● Written exercise:
Output each entry below as it stands, leaving out every picture.

====

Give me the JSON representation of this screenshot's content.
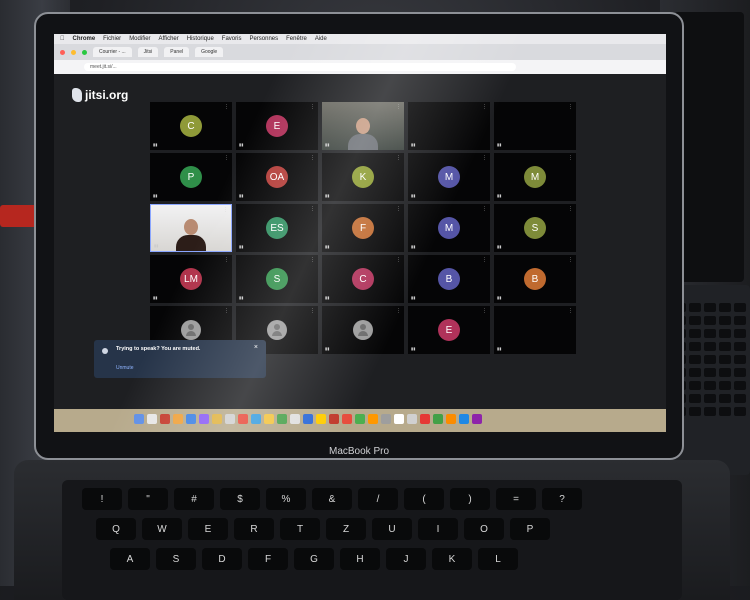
{
  "menubar": {
    "items": [
      "Chrome",
      "Fichier",
      "Modifier",
      "Afficher",
      "Historique",
      "Favoris",
      "Personnes",
      "Fenêtre",
      "Aide"
    ]
  },
  "browser": {
    "tabs": [
      "Courrier - ...",
      "Jitsi",
      "Panel",
      "Google"
    ],
    "url": "meet.jit.si/..."
  },
  "app": {
    "logo": "jitsi.org",
    "tiles": [
      {
        "initials": "C",
        "color": "#8f9a38"
      },
      {
        "initials": "E",
        "color": "#b0325a"
      },
      {
        "initials": "",
        "color": "",
        "video": true
      },
      {
        "initials": "",
        "color": "#8fa0c0"
      },
      {
        "initials": "",
        "color": ""
      },
      {
        "initials": "P",
        "color": "#2f8f49"
      },
      {
        "initials": "OA",
        "color": "#b43e3a"
      },
      {
        "initials": "K",
        "color": "#8a9a2c"
      },
      {
        "initials": "M",
        "color": "#5555a6"
      },
      {
        "initials": "M",
        "color": "#7e8b39"
      },
      {
        "initials": "",
        "color": "",
        "video2": true
      },
      {
        "initials": "ES",
        "color": "#2f8f60"
      },
      {
        "initials": "F",
        "color": "#c06a2f"
      },
      {
        "initials": "M",
        "color": "#5555a6"
      },
      {
        "initials": "S",
        "color": "#7e8b39"
      },
      {
        "initials": "LM",
        "color": "#b0324a"
      },
      {
        "initials": "S",
        "color": "#2f8f49"
      },
      {
        "initials": "C",
        "color": "#b0325a"
      },
      {
        "initials": "B",
        "color": "#5555a6"
      },
      {
        "initials": "B",
        "color": "#c06a2f"
      },
      {
        "initials": "",
        "color": "",
        "placeholder": true
      },
      {
        "initials": "",
        "color": "",
        "placeholder": true
      },
      {
        "initials": "",
        "color": "",
        "placeholder": true
      },
      {
        "initials": "E",
        "color": "#b0325a"
      },
      {
        "initials": "",
        "color": ""
      }
    ],
    "toast": {
      "title": "Trying to speak? You are muted.",
      "action": "Unmute",
      "close": "×"
    }
  },
  "laptop": {
    "brand": "MacBook Pro"
  },
  "keyboard": {
    "row1": [
      "!",
      "\"",
      "#",
      "$",
      "%",
      "&",
      "/",
      "(",
      ")",
      "=",
      "?"
    ],
    "row2": [
      "Q",
      "W",
      "E",
      "R",
      "T",
      "Z",
      "U",
      "I",
      "O",
      "P"
    ],
    "row3": [
      "A",
      "S",
      "D",
      "F",
      "G",
      "H",
      "J",
      "K",
      "L"
    ]
  }
}
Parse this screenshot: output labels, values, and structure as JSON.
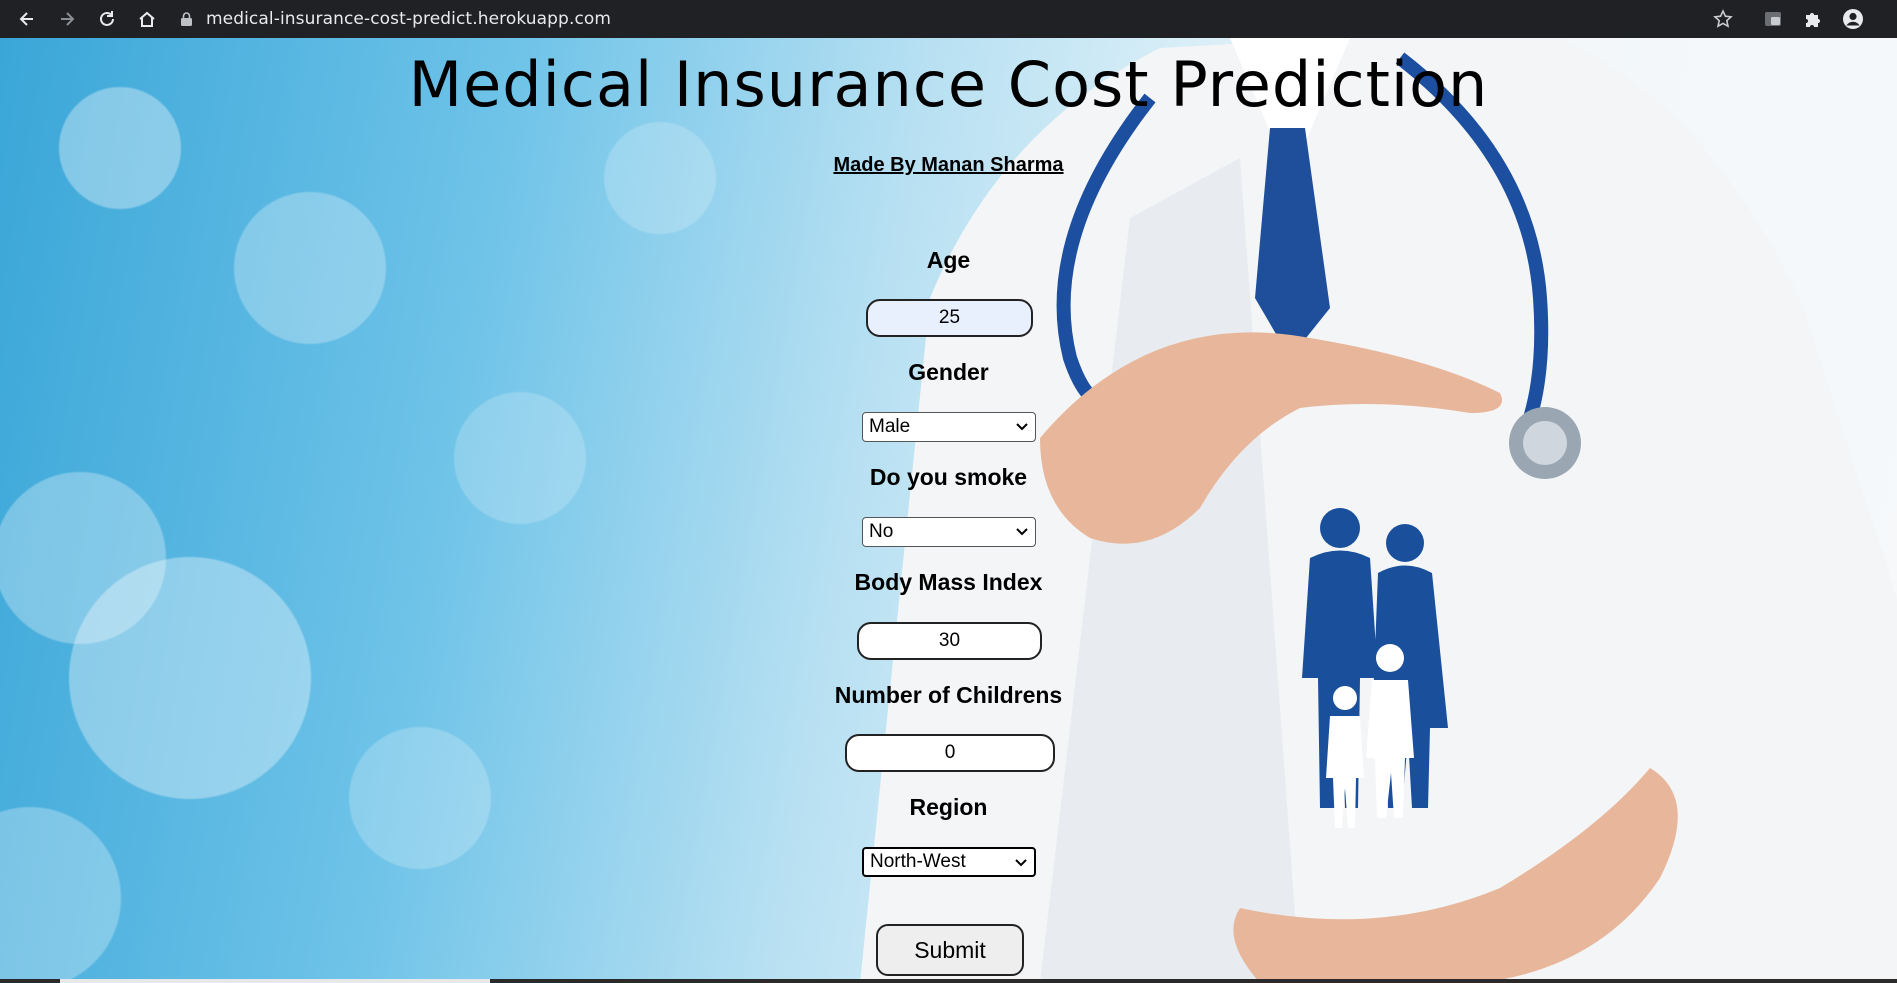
{
  "browser": {
    "url": "medical-insurance-cost-predict.herokuapp.com",
    "back_icon": "arrow-left-icon",
    "forward_icon": "arrow-right-icon",
    "reload_icon": "reload-icon",
    "home_icon": "home-icon",
    "lock_icon": "lock-icon",
    "bookmark_icon": "star-icon",
    "extension_icon": "puzzle-icon",
    "profile_icon": "profile-icon"
  },
  "page": {
    "title": "Medical Insurance Cost Prediction",
    "author": "Made By Manan Sharma"
  },
  "form": {
    "age": {
      "label": "Age",
      "value": "25"
    },
    "gender": {
      "label": "Gender",
      "value": "Male"
    },
    "smoke": {
      "label": "Do you smoke",
      "value": "No"
    },
    "bmi": {
      "label": "Body Mass Index",
      "value": "30"
    },
    "children": {
      "label": "Number of Childrens",
      "value": "0"
    },
    "region": {
      "label": "Region",
      "value": "North-West"
    },
    "submit_label": "Submit"
  },
  "colors": {
    "brand_blue": "#1a4f9c",
    "chrome_bar": "#202124"
  }
}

====

● The answer:
Give me the JSON representation of this screenshot's content.
{
  "menubar": {
    "items": [
      "Chrome",
      "Fichier",
      "Modifier",
      "Afficher",
      "Historique",
      "Favoris",
      "Personnes",
      "Fenêtre",
      "Aide"
    ]
  },
  "browser": {
    "tabs": [
      "Courrier - ...",
      "Jitsi",
      "Panel",
      "Google"
    ],
    "url": "meet.jit.si/..."
  },
  "app": {
    "logo": "jitsi.org",
    "tiles": [
      {
        "initials": "C",
        "color": "#8f9a38"
      },
      {
        "initials": "E",
        "color": "#b0325a"
      },
      {
        "initials": "",
        "color": "",
        "video": true
      },
      {
        "initials": "",
        "color": "#8fa0c0"
      },
      {
        "initials": "",
        "color": ""
      },
      {
        "initials": "P",
        "color": "#2f8f49"
      },
      {
        "initials": "OA",
        "color": "#b43e3a"
      },
      {
        "initials": "K",
        "color": "#8a9a2c"
      },
      {
        "initials": "M",
        "color": "#5555a6"
      },
      {
        "initials": "M",
        "color": "#7e8b39"
      },
      {
        "initials": "",
        "color": "",
        "video2": true
      },
      {
        "initials": "ES",
        "color": "#2f8f60"
      },
      {
        "initials": "F",
        "color": "#c06a2f"
      },
      {
        "initials": "M",
        "color": "#5555a6"
      },
      {
        "initials": "S",
        "color": "#7e8b39"
      },
      {
        "initials": "LM",
        "color": "#b0324a"
      },
      {
        "initials": "S",
        "color": "#2f8f49"
      },
      {
        "initials": "C",
        "color": "#b0325a"
      },
      {
        "initials": "B",
        "color": "#5555a6"
      },
      {
        "initials": "B",
        "color": "#c06a2f"
      },
      {
        "initials": "",
        "color": "",
        "placeholder": true
      },
      {
        "initials": "",
        "color": "",
        "placeholder": true
      },
      {
        "initials": "",
        "color": "",
        "placeholder": true
      },
      {
        "initials": "E",
        "color": "#b0325a"
      },
      {
        "initials": "",
        "color": ""
      }
    ],
    "toast": {
      "title": "Trying to speak? You are muted.",
      "action": "Unmute",
      "close": "×"
    }
  },
  "laptop": {
    "brand": "MacBook Pro"
  },
  "keyboard": {
    "row1": [
      "!",
      "\"",
      "#",
      "$",
      "%",
      "&",
      "/",
      "(",
      ")",
      "=",
      "?"
    ],
    "row2": [
      "Q",
      "W",
      "E",
      "R",
      "T",
      "Z",
      "U",
      "I",
      "O",
      "P"
    ],
    "row3": [
      "A",
      "S",
      "D",
      "F",
      "G",
      "H",
      "J",
      "K",
      "L"
    ]
  }
}
Parse this screenshot: output labels, values, and structure as JSON.
{
  "browser": {
    "url": "medical-insurance-cost-predict.herokuapp.com",
    "back_icon": "arrow-left-icon",
    "forward_icon": "arrow-right-icon",
    "reload_icon": "reload-icon",
    "home_icon": "home-icon",
    "lock_icon": "lock-icon",
    "bookmark_icon": "star-icon",
    "extension_icon": "puzzle-icon",
    "profile_icon": "profile-icon"
  },
  "page": {
    "title": "Medical Insurance Cost Prediction",
    "author": "Made By Manan Sharma"
  },
  "form": {
    "age": {
      "label": "Age",
      "value": "25"
    },
    "gender": {
      "label": "Gender",
      "value": "Male"
    },
    "smoke": {
      "label": "Do you smoke",
      "value": "No"
    },
    "bmi": {
      "label": "Body Mass Index",
      "value": "30"
    },
    "children": {
      "label": "Number of Childrens",
      "value": "0"
    },
    "region": {
      "label": "Region",
      "value": "North-West"
    },
    "submit_label": "Submit"
  },
  "colors": {
    "brand_blue": "#1a4f9c",
    "chrome_bar": "#202124"
  }
}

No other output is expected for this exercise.